> [Exercise goal]:
Set down each record below precisely, skipping the pictures.

#####

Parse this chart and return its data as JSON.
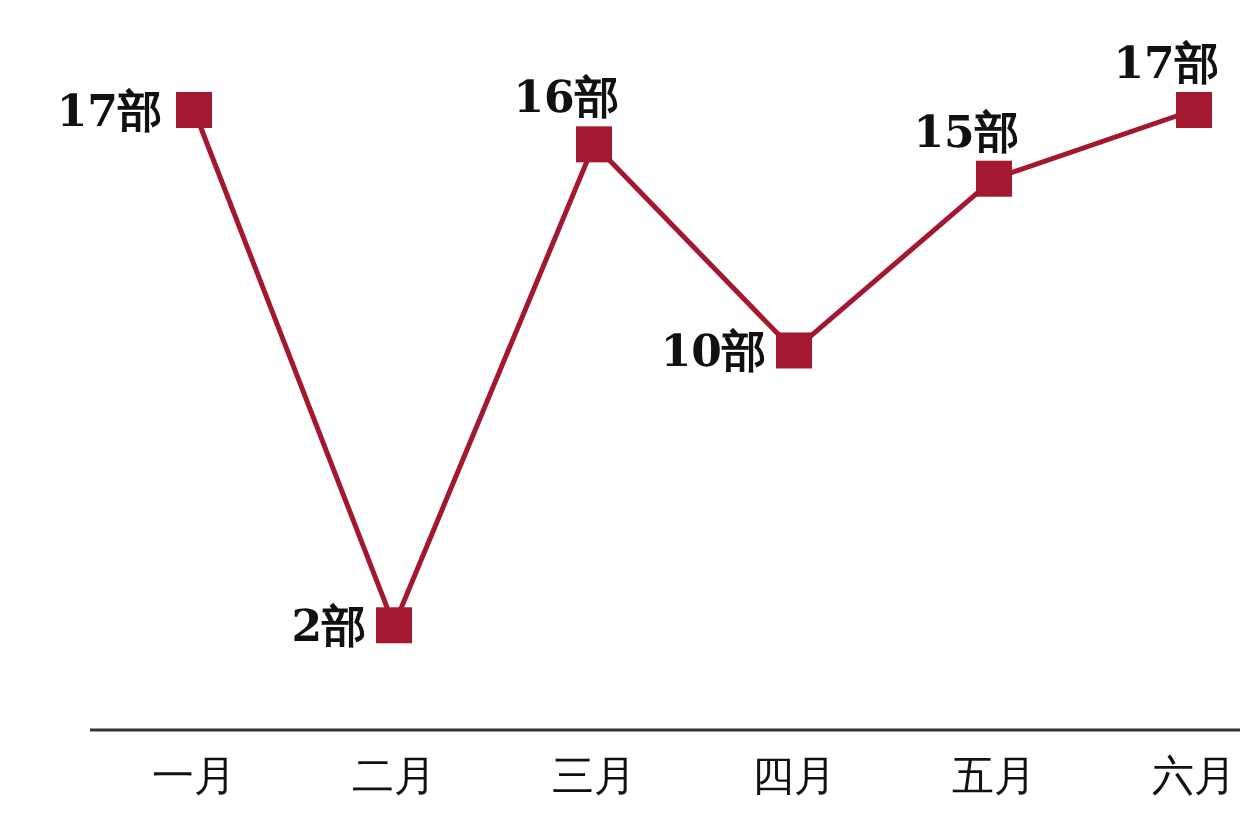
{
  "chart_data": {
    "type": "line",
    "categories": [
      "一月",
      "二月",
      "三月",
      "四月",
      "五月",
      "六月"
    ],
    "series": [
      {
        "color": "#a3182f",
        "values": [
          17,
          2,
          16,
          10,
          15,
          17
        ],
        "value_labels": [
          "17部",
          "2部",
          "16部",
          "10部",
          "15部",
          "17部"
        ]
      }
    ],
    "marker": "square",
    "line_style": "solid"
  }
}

#####

> [Correct answer]:
Parse this chart and return its data as JSON.
{
  "chart_data": {
    "type": "line",
    "categories": [
      "一月",
      "二月",
      "三月",
      "四月",
      "五月",
      "六月"
    ],
    "series": [
      {
        "color": "#a3182f",
        "values": [
          17,
          2,
          16,
          10,
          15,
          17
        ],
        "value_labels": [
          "17部",
          "2部",
          "16部",
          "10部",
          "15部",
          "17部"
        ]
      }
    ],
    "marker": "square",
    "line_style": "solid"
  }
}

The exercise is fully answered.